▶ **The problem**: All the entries need to be quoted exactly, apart from the pictures, which you should drop.

▶ **Raw records**:
>> BEGIN

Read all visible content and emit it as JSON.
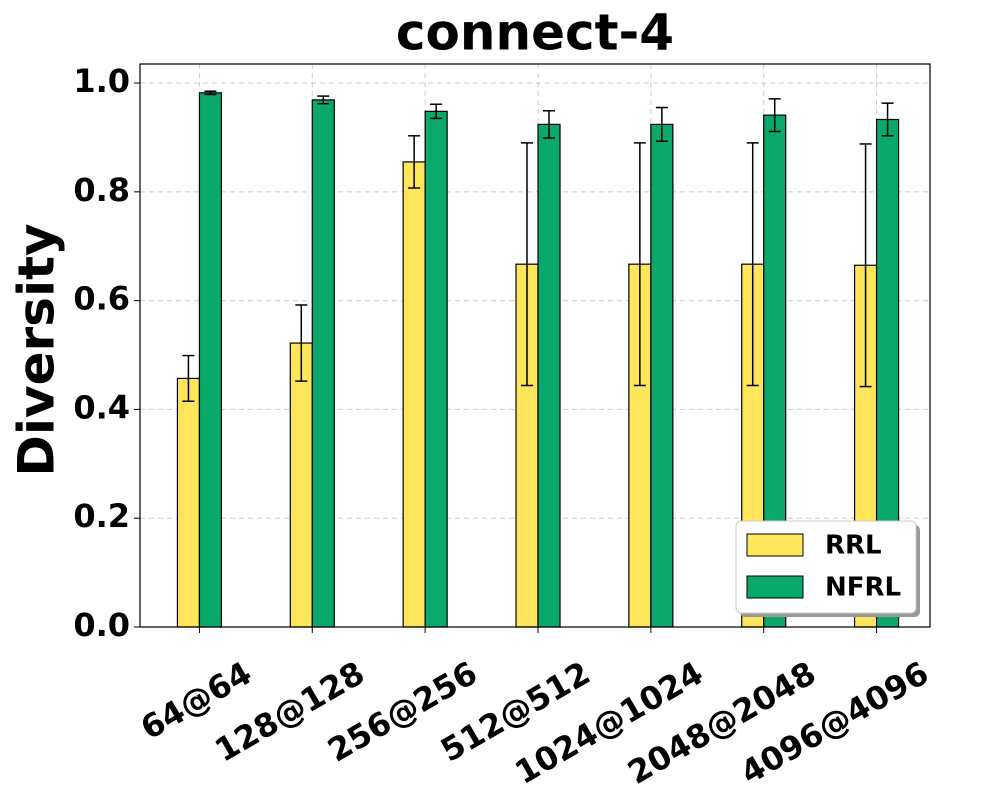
{
  "chart_data": {
    "type": "bar",
    "title": "connect-4",
    "y_label": "Diversity",
    "categories": [
      "64@64",
      "128@128",
      "256@256",
      "512@512",
      "1024@1024",
      "2048@2048",
      "4096@4096"
    ],
    "series": [
      {
        "name": "RRL",
        "color": "#fee55a",
        "values": [
          0.457,
          0.522,
          0.855,
          0.667,
          0.667,
          0.667,
          0.665
        ],
        "errors": [
          0.042,
          0.07,
          0.048,
          0.223,
          0.223,
          0.223,
          0.223
        ]
      },
      {
        "name": "NFRL",
        "color": "#0aa86a",
        "values": [
          0.982,
          0.969,
          0.948,
          0.924,
          0.924,
          0.941,
          0.933
        ],
        "errors": [
          0.003,
          0.007,
          0.013,
          0.025,
          0.031,
          0.03,
          0.03
        ]
      }
    ],
    "ylim": [
      0,
      1.035
    ],
    "yticks": [
      {
        "value": 0,
        "label": "0.0"
      },
      {
        "value": 0.2,
        "label": "0.2"
      },
      {
        "value": 0.4,
        "label": "0.4"
      },
      {
        "value": 0.6,
        "label": "0.6"
      },
      {
        "value": 0.8,
        "label": "0.8"
      },
      {
        "value": 1,
        "label": "1.0"
      }
    ],
    "grid": true,
    "legend": "lower right"
  }
}
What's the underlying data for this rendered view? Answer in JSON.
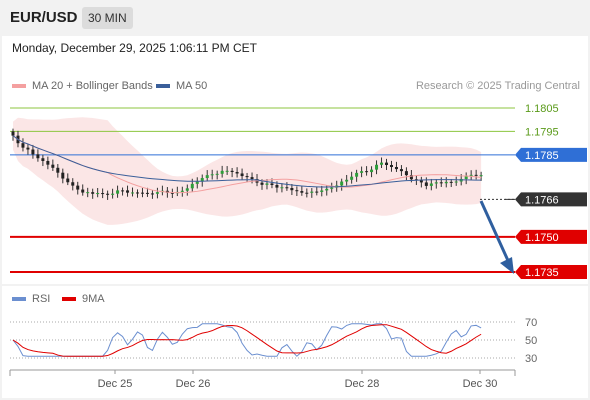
{
  "header": {
    "symbol": "EUR/USD",
    "interval": "30 MIN",
    "timestamp": "Monday, December 29, 2025 1:06:11 PM CET"
  },
  "legend": {
    "ma20": "MA 20 + Bollinger Bands",
    "ma50": "MA 50",
    "rsi": "RSI",
    "ma9": "9MA",
    "credit": "Research © 2025 Trading Central"
  },
  "colors": {
    "ma20": "#f4a0a0",
    "ma50": "#3a5f9a",
    "rsi": "#6b8fd0",
    "ma9": "#e00000",
    "resistance": "#8cc63f",
    "pivot": "#2f6fd6",
    "support": "#e00000",
    "current": "#333333"
  },
  "levels": [
    {
      "label": "1.1805",
      "type": "resistance"
    },
    {
      "label": "1.1795",
      "type": "resistance"
    },
    {
      "label": "1.1785",
      "type": "pivot"
    },
    {
      "label": "1.1766",
      "type": "current"
    },
    {
      "label": "1.1750",
      "type": "support"
    },
    {
      "label": "1.1735",
      "type": "support"
    }
  ],
  "rsi_axis": [
    "70",
    "50",
    "30"
  ],
  "x_axis": [
    "Dec 25",
    "Dec 26",
    "Dec 28",
    "Dec 30"
  ]
}
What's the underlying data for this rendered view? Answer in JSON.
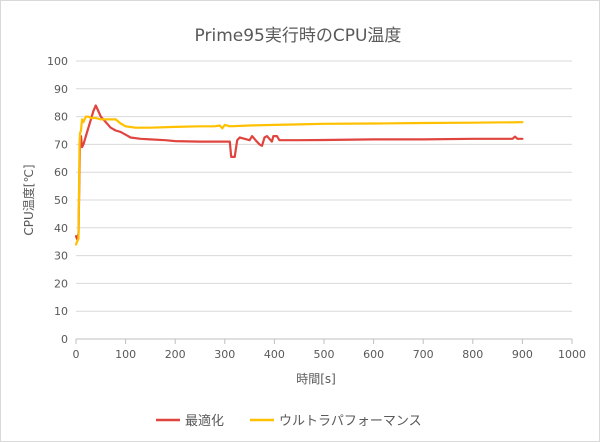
{
  "chart_data": {
    "type": "line",
    "title": "Prime95実行時のCPU温度",
    "xlabel": "時間[s]",
    "ylabel": "CPU温度[℃]",
    "xlim": [
      0,
      1000
    ],
    "ylim": [
      0,
      100
    ],
    "xticks": [
      "0",
      "100",
      "200",
      "300",
      "400",
      "500",
      "600",
      "700",
      "800",
      "900",
      "1000"
    ],
    "yticks": [
      "0",
      "10",
      "20",
      "30",
      "40",
      "50",
      "60",
      "70",
      "80",
      "90",
      "100"
    ],
    "grid": "horizontal",
    "legend_position": "bottom",
    "series": [
      {
        "name": "最適化",
        "color": "#e0443f",
        "points": [
          [
            0,
            37
          ],
          [
            2,
            36
          ],
          [
            5,
            38
          ],
          [
            8,
            72
          ],
          [
            10,
            73
          ],
          [
            12,
            69
          ],
          [
            15,
            70
          ],
          [
            20,
            73
          ],
          [
            25,
            76
          ],
          [
            30,
            79
          ],
          [
            35,
            82
          ],
          [
            40,
            84
          ],
          [
            45,
            82
          ],
          [
            50,
            80
          ],
          [
            60,
            78
          ],
          [
            70,
            76
          ],
          [
            80,
            75
          ],
          [
            90,
            74.5
          ],
          [
            100,
            73.5
          ],
          [
            110,
            72.5
          ],
          [
            130,
            72
          ],
          [
            150,
            71.8
          ],
          [
            180,
            71.5
          ],
          [
            200,
            71.2
          ],
          [
            250,
            71
          ],
          [
            300,
            71
          ],
          [
            310,
            71
          ],
          [
            313,
            65.5
          ],
          [
            320,
            65.5
          ],
          [
            325,
            71.5
          ],
          [
            330,
            72.5
          ],
          [
            340,
            72
          ],
          [
            350,
            71.5
          ],
          [
            355,
            73
          ],
          [
            362,
            71.5
          ],
          [
            370,
            70
          ],
          [
            375,
            69.5
          ],
          [
            380,
            72.5
          ],
          [
            385,
            73
          ],
          [
            390,
            72
          ],
          [
            395,
            71
          ],
          [
            398,
            73
          ],
          [
            405,
            73
          ],
          [
            410,
            71.5
          ],
          [
            450,
            71.5
          ],
          [
            500,
            71.6
          ],
          [
            600,
            71.8
          ],
          [
            700,
            71.8
          ],
          [
            800,
            72
          ],
          [
            880,
            72
          ],
          [
            885,
            72.8
          ],
          [
            890,
            72
          ],
          [
            900,
            72
          ]
        ]
      },
      {
        "name": "ウルトラパフォーマンス",
        "color": "#ffc000",
        "points": [
          [
            0,
            34
          ],
          [
            2,
            35
          ],
          [
            5,
            36
          ],
          [
            7,
            70
          ],
          [
            8,
            74
          ],
          [
            10,
            75
          ],
          [
            12,
            79
          ],
          [
            15,
            78
          ],
          [
            20,
            80
          ],
          [
            25,
            80
          ],
          [
            30,
            79.5
          ],
          [
            40,
            79.5
          ],
          [
            50,
            79
          ],
          [
            60,
            79
          ],
          [
            70,
            79
          ],
          [
            80,
            79
          ],
          [
            90,
            77.5
          ],
          [
            100,
            76.5
          ],
          [
            120,
            76
          ],
          [
            150,
            76
          ],
          [
            200,
            76.3
          ],
          [
            250,
            76.5
          ],
          [
            280,
            76.5
          ],
          [
            290,
            76.8
          ],
          [
            295,
            75.8
          ],
          [
            300,
            77
          ],
          [
            310,
            76.5
          ],
          [
            350,
            76.8
          ],
          [
            400,
            77
          ],
          [
            450,
            77.2
          ],
          [
            500,
            77.4
          ],
          [
            600,
            77.5
          ],
          [
            700,
            77.7
          ],
          [
            800,
            77.8
          ],
          [
            900,
            78
          ]
        ]
      }
    ]
  }
}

>> END

▶ **Response to the exercise**:
Read all visible content and emit it as JSON.
{
  "chart_data": {
    "type": "bar",
    "title": "connect-4",
    "y_label": "Diversity",
    "categories": [
      "64@64",
      "128@128",
      "256@256",
      "512@512",
      "1024@1024",
      "2048@2048",
      "4096@4096"
    ],
    "series": [
      {
        "name": "RRL",
        "color": "#fee55a",
        "values": [
          0.457,
          0.522,
          0.855,
          0.667,
          0.667,
          0.667,
          0.665
        ],
        "errors": [
          0.042,
          0.07,
          0.048,
          0.223,
          0.223,
          0.223,
          0.223
        ]
      },
      {
        "name": "NFRL",
        "color": "#0aa86a",
        "values": [
          0.982,
          0.969,
          0.948,
          0.924,
          0.924,
          0.941,
          0.933
        ],
        "errors": [
          0.003,
          0.007,
          0.013,
          0.025,
          0.031,
          0.03,
          0.03
        ]
      }
    ],
    "ylim": [
      0,
      1.035
    ],
    "yticks": [
      {
        "value": 0,
        "label": "0.0"
      },
      {
        "value": 0.2,
        "label": "0.2"
      },
      {
        "value": 0.4,
        "label": "0.4"
      },
      {
        "value": 0.6,
        "label": "0.6"
      },
      {
        "value": 0.8,
        "label": "0.8"
      },
      {
        "value": 1,
        "label": "1.0"
      }
    ],
    "grid": true,
    "legend": "lower right"
  }
}
What's the underlying data for this rendered view? Answer in JSON.
{
  "header": {
    "symbol": "EUR/USD",
    "interval": "30 MIN",
    "timestamp": "Monday, December 29, 2025 1:06:11 PM CET"
  },
  "legend": {
    "ma20": "MA 20 + Bollinger Bands",
    "ma50": "MA 50",
    "rsi": "RSI",
    "ma9": "9MA",
    "credit": "Research © 2025 Trading Central"
  },
  "colors": {
    "ma20": "#f4a0a0",
    "ma50": "#3a5f9a",
    "rsi": "#6b8fd0",
    "ma9": "#e00000",
    "resistance": "#8cc63f",
    "pivot": "#2f6fd6",
    "support": "#e00000",
    "current": "#333333"
  },
  "levels": [
    {
      "label": "1.1805",
      "type": "resistance"
    },
    {
      "label": "1.1795",
      "type": "resistance"
    },
    {
      "label": "1.1785",
      "type": "pivot"
    },
    {
      "label": "1.1766",
      "type": "current"
    },
    {
      "label": "1.1750",
      "type": "support"
    },
    {
      "label": "1.1735",
      "type": "support"
    }
  ],
  "rsi_axis": [
    "70",
    "50",
    "30"
  ],
  "x_axis": [
    "Dec 25",
    "Dec 26",
    "Dec 28",
    "Dec 30"
  ]
}
What's the underlying data for this rendered view? Answer in JSON.
{
  "chart_data": {
    "type": "line",
    "title": "Prime95実行時のCPU温度",
    "xlabel": "時間[s]",
    "ylabel": "CPU温度[℃]",
    "xlim": [
      0,
      1000
    ],
    "ylim": [
      0,
      100
    ],
    "xticks": [
      "0",
      "100",
      "200",
      "300",
      "400",
      "500",
      "600",
      "700",
      "800",
      "900",
      "1000"
    ],
    "yticks": [
      "0",
      "10",
      "20",
      "30",
      "40",
      "50",
      "60",
      "70",
      "80",
      "90",
      "100"
    ],
    "grid": "horizontal",
    "legend_position": "bottom",
    "series": [
      {
        "name": "最適化",
        "color": "#e0443f",
        "points": [
          [
            0,
            37
          ],
          [
            2,
            36
          ],
          [
            5,
            38
          ],
          [
            8,
            72
          ],
          [
            10,
            73
          ],
          [
            12,
            69
          ],
          [
            15,
            70
          ],
          [
            20,
            73
          ],
          [
            25,
            76
          ],
          [
            30,
            79
          ],
          [
            35,
            82
          ],
          [
            40,
            84
          ],
          [
            45,
            82
          ],
          [
            50,
            80
          ],
          [
            60,
            78
          ],
          [
            70,
            76
          ],
          [
            80,
            75
          ],
          [
            90,
            74.5
          ],
          [
            100,
            73.5
          ],
          [
            110,
            72.5
          ],
          [
            130,
            72
          ],
          [
            150,
            71.8
          ],
          [
            180,
            71.5
          ],
          [
            200,
            71.2
          ],
          [
            250,
            71
          ],
          [
            300,
            71
          ],
          [
            310,
            71
          ],
          [
            313,
            65.5
          ],
          [
            320,
            65.5
          ],
          [
            325,
            71.5
          ],
          [
            330,
            72.5
          ],
          [
            340,
            72
          ],
          [
            350,
            71.5
          ],
          [
            355,
            73
          ],
          [
            362,
            71.5
          ],
          [
            370,
            70
          ],
          [
            375,
            69.5
          ],
          [
            380,
            72.5
          ],
          [
            385,
            73
          ],
          [
            390,
            72
          ],
          [
            395,
            71
          ],
          [
            398,
            73
          ],
          [
            405,
            73
          ],
          [
            410,
            71.5
          ],
          [
            450,
            71.5
          ],
          [
            500,
            71.6
          ],
          [
            600,
            71.8
          ],
          [
            700,
            71.8
          ],
          [
            800,
            72
          ],
          [
            880,
            72
          ],
          [
            885,
            72.8
          ],
          [
            890,
            72
          ],
          [
            900,
            72
          ]
        ]
      },
      {
        "name": "ウルトラパフォーマンス",
        "color": "#ffc000",
        "points": [
          [
            0,
            34
          ],
          [
            2,
            35
          ],
          [
            5,
            36
          ],
          [
            7,
            70
          ],
          [
            8,
            74
          ],
          [
            10,
            75
          ],
          [
            12,
            79
          ],
          [
            15,
            78
          ],
          [
            20,
            80
          ],
          [
            25,
            80
          ],
          [
            30,
            79.5
          ],
          [
            40,
            79.5
          ],
          [
            50,
            79
          ],
          [
            60,
            79
          ],
          [
            70,
            79
          ],
          [
            80,
            79
          ],
          [
            90,
            77.5
          ],
          [
            100,
            76.5
          ],
          [
            120,
            76
          ],
          [
            150,
            76
          ],
          [
            200,
            76.3
          ],
          [
            250,
            76.5
          ],
          [
            280,
            76.5
          ],
          [
            290,
            76.8
          ],
          [
            295,
            75.8
          ],
          [
            300,
            77
          ],
          [
            310,
            76.5
          ],
          [
            350,
            76.8
          ],
          [
            400,
            77
          ],
          [
            450,
            77.2
          ],
          [
            500,
            77.4
          ],
          [
            600,
            77.5
          ],
          [
            700,
            77.7
          ],
          [
            800,
            77.8
          ],
          [
            900,
            78
          ]
        ]
      }
    ]
  }
}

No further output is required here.